>>>
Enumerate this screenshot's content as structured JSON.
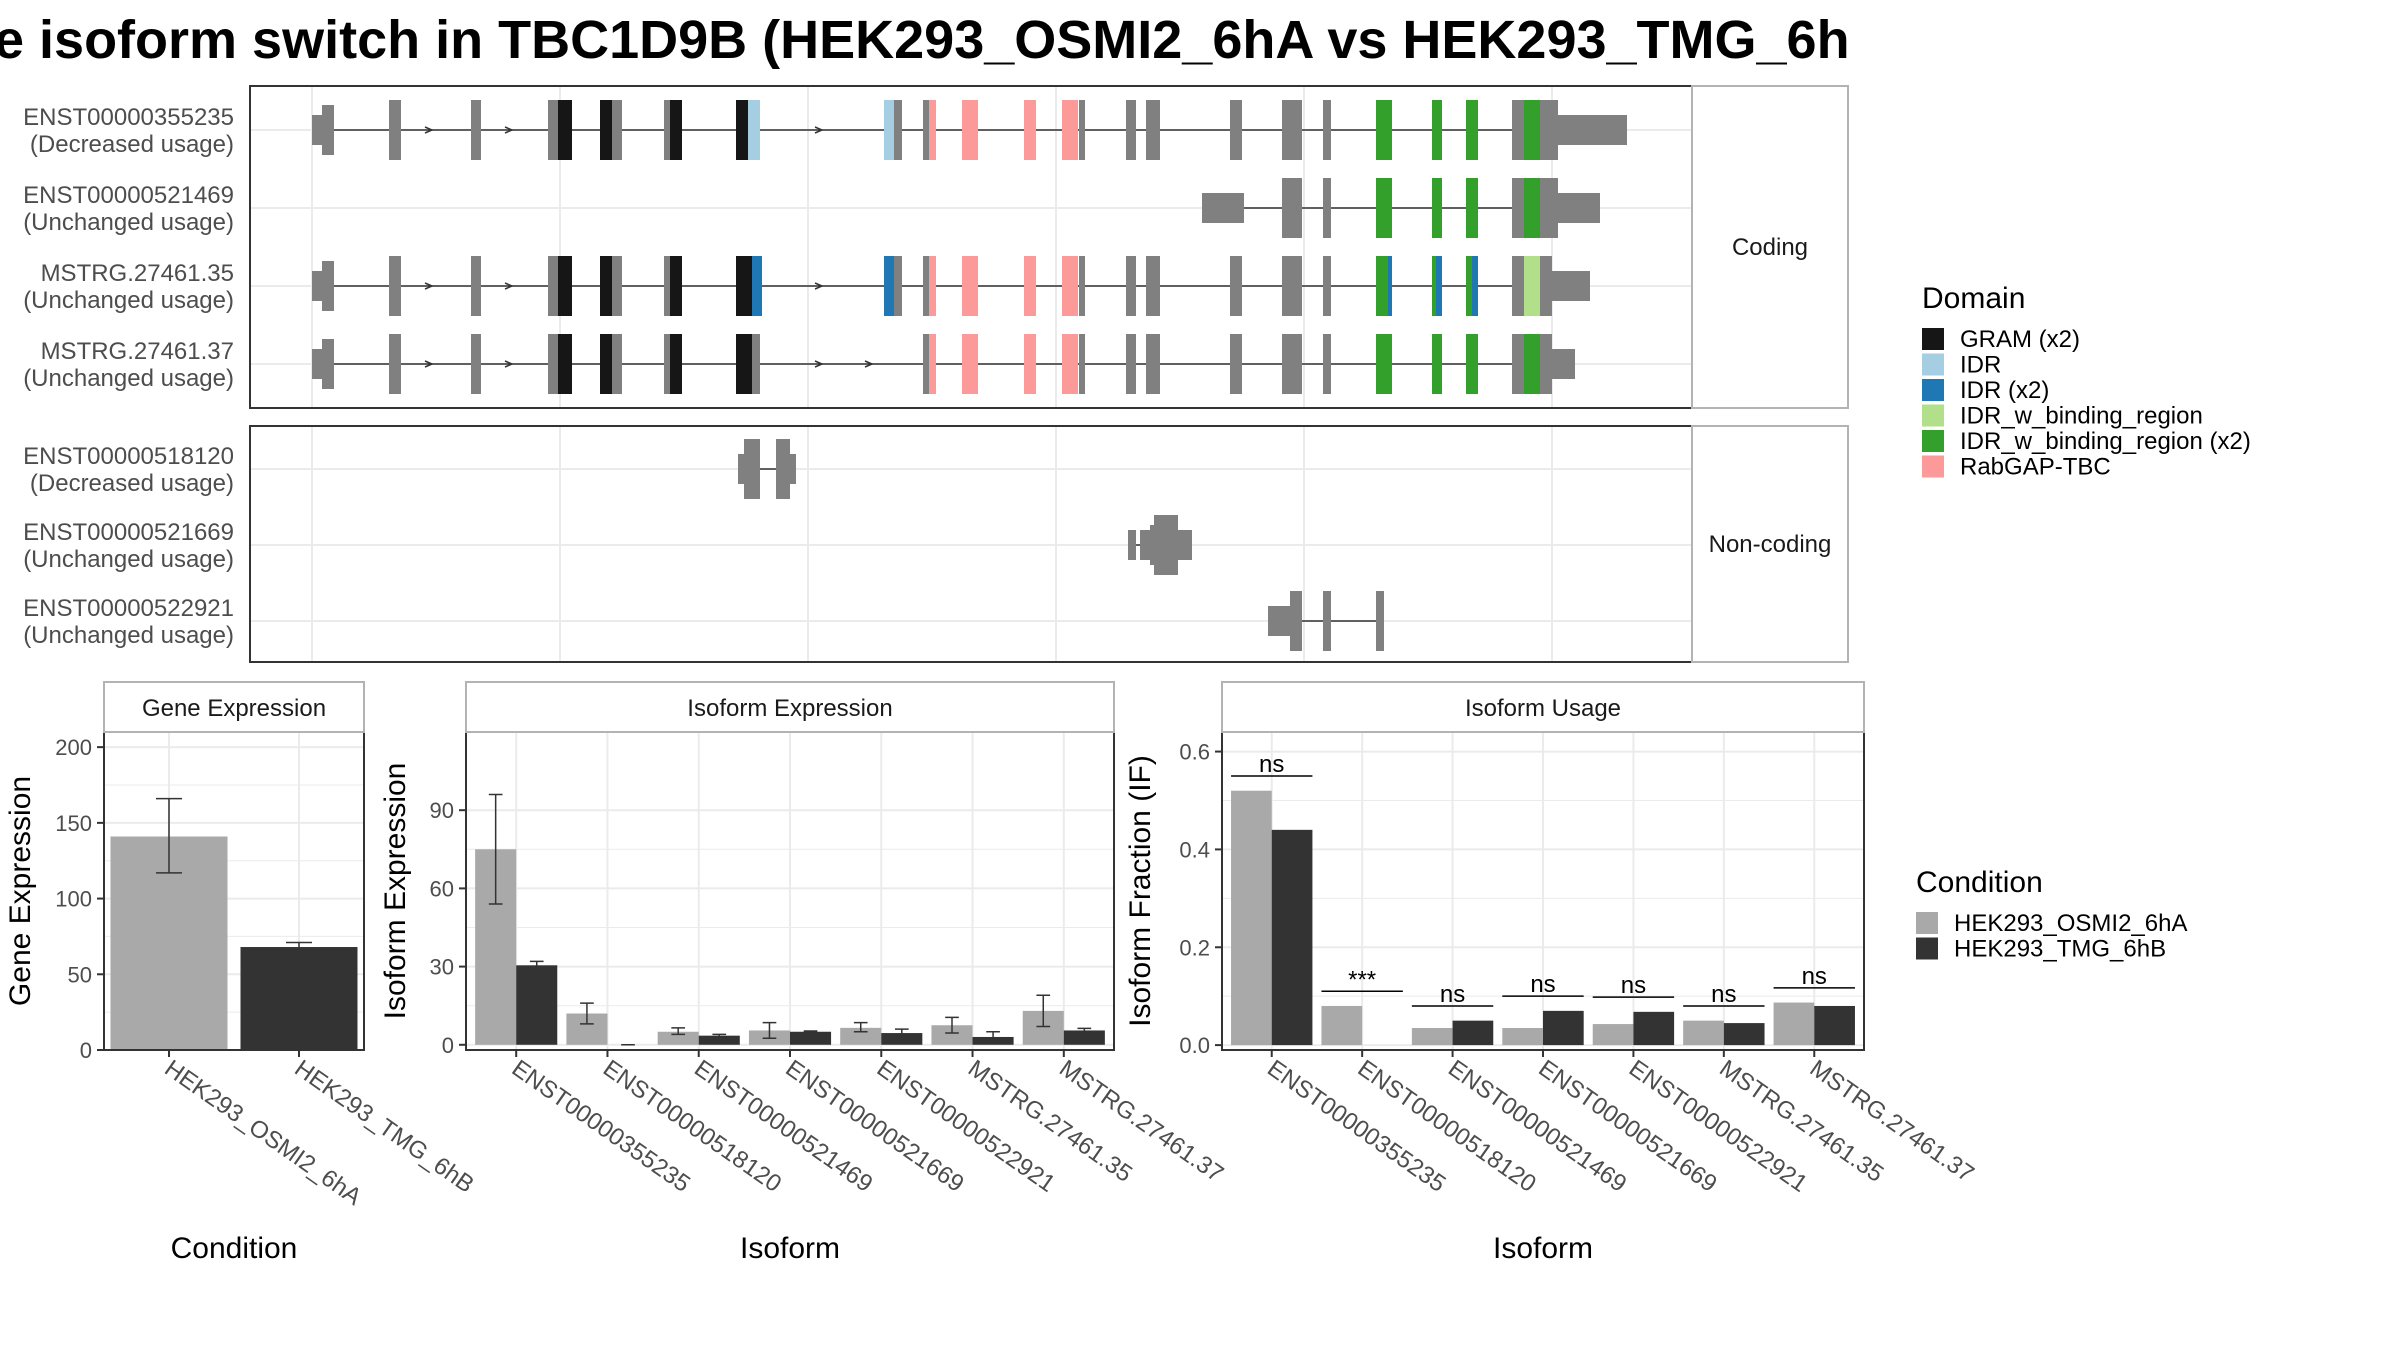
{
  "title": "e isoform switch in TBC1D9B (HEK293_OSMI2_6hA vs HEK293_TMG_6h",
  "colors": {
    "exon": "#808080",
    "GRAM": "#161616",
    "IDR": "#a6cee3",
    "IDR_x2": "#1f78b4",
    "IDR_w_binding_region": "#b2df8a",
    "IDR_w_binding_region_x2": "#33a02c",
    "RabGAP_TBC": "#fb9a99",
    "cond_a": "#a9a9a9",
    "cond_b": "#333333",
    "grid": "#ebebeb",
    "panel_border": "#333333",
    "strip_border": "#b3b3b3"
  },
  "structure": {
    "facets": [
      "Coding",
      "Non-coding"
    ],
    "coding": [
      {
        "name": "ENST00000355235",
        "usage": "(Decreased usage)",
        "id": "t355235"
      },
      {
        "name": "ENST00000521469",
        "usage": "(Unchanged usage)",
        "id": "t521469"
      },
      {
        "name": "MSTRG.27461.35",
        "usage": "(Unchanged usage)",
        "id": "m35"
      },
      {
        "name": "MSTRG.27461.37",
        "usage": "(Unchanged usage)",
        "id": "m37"
      }
    ],
    "noncoding": [
      {
        "name": "ENST00000518120",
        "usage": "(Decreased usage)",
        "id": "t518120"
      },
      {
        "name": "ENST00000521669",
        "usage": "(Unchanged usage)",
        "id": "t521669"
      },
      {
        "name": "ENST00000522921",
        "usage": "(Unchanged usage)",
        "id": "t522921"
      }
    ]
  },
  "domain_legend": {
    "title": "Domain",
    "items": [
      {
        "label": "GRAM (x2)",
        "color_key": "GRAM"
      },
      {
        "label": "IDR",
        "color_key": "IDR"
      },
      {
        "label": "IDR (x2)",
        "color_key": "IDR_x2"
      },
      {
        "label": "IDR_w_binding_region",
        "color_key": "IDR_w_binding_region"
      },
      {
        "label": "IDR_w_binding_region (x2)",
        "color_key": "IDR_w_binding_region_x2"
      },
      {
        "label": "RabGAP-TBC",
        "color_key": "RabGAP_TBC"
      }
    ]
  },
  "condition_legend": {
    "title": "Condition",
    "items": [
      {
        "label": "HEK293_OSMI2_6hA",
        "color_key": "cond_a"
      },
      {
        "label": "HEK293_TMG_6hB",
        "color_key": "cond_b"
      }
    ]
  },
  "chart_data": [
    {
      "type": "bar",
      "title": "Gene Expression",
      "xlabel": "Condition",
      "ylabel": "Gene Expression",
      "ylim": [
        0,
        210
      ],
      "yticks": [
        0,
        50,
        100,
        150,
        200
      ],
      "categories": [
        "HEK293_OSMI2_6hA",
        "HEK293_TMG_6hB"
      ],
      "values": [
        141,
        68
      ],
      "errors": [
        [
          117,
          166
        ],
        [
          66,
          71
        ]
      ]
    },
    {
      "type": "bar",
      "title": "Isoform Expression",
      "xlabel": "Isoform",
      "ylabel": "Isoform Expression",
      "ylim": [
        -2,
        120
      ],
      "yticks": [
        0,
        30,
        60,
        90
      ],
      "categories": [
        "ENST00000355235",
        "ENST00000518120",
        "ENST00000521469",
        "ENST00000521669",
        "ENST00000522921",
        "MSTRG.27461.35",
        "MSTRG.27461.37"
      ],
      "series": [
        {
          "name": "HEK293_OSMI2_6hA",
          "values": [
            75,
            12,
            5,
            5.5,
            6.5,
            7.5,
            13
          ],
          "errors": [
            [
              54,
              96
            ],
            [
              8,
              16
            ],
            [
              4,
              6.5
            ],
            [
              2.5,
              8.5
            ],
            [
              5,
              8.5
            ],
            [
              4.5,
              10.5
            ],
            [
              7,
              19
            ]
          ]
        },
        {
          "name": "HEK293_TMG_6hB",
          "values": [
            30.5,
            0,
            3.5,
            5,
            4.5,
            3,
            5.5
          ],
          "errors": [
            [
              29,
              32
            ],
            [
              0,
              0
            ],
            [
              3,
              4
            ],
            [
              4.7,
              5.3
            ],
            [
              3,
              6
            ],
            [
              1,
              5
            ],
            [
              4.7,
              6.3
            ]
          ]
        }
      ]
    },
    {
      "type": "bar",
      "title": "Isoform Usage",
      "xlabel": "Isoform",
      "ylabel": "Isoform Fraction (IF)",
      "ylim": [
        -0.01,
        0.64
      ],
      "yticks": [
        "0.0",
        "0.2",
        "0.4",
        "0.6"
      ],
      "categories": [
        "ENST00000355235",
        "ENST00000518120",
        "ENST00000521469",
        "ENST00000521669",
        "ENST00000522921",
        "MSTRG.27461.35",
        "MSTRG.27461.37"
      ],
      "series": [
        {
          "name": "HEK293_OSMI2_6hA",
          "values": [
            0.52,
            0.08,
            0.035,
            0.035,
            0.043,
            0.05,
            0.087
          ]
        },
        {
          "name": "HEK293_TMG_6hB",
          "values": [
            0.44,
            0.0,
            0.05,
            0.07,
            0.068,
            0.045,
            0.08
          ]
        }
      ],
      "significance": [
        "ns",
        "***",
        "ns",
        "ns",
        "ns",
        "ns",
        "ns"
      ]
    }
  ]
}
<<<
**Exercise instructions:** Take each line containing the string "Gene" and copy it out.

**Solution to this problem:**
      "title": "Gene Expression",
      "ylabel": "Gene Expression",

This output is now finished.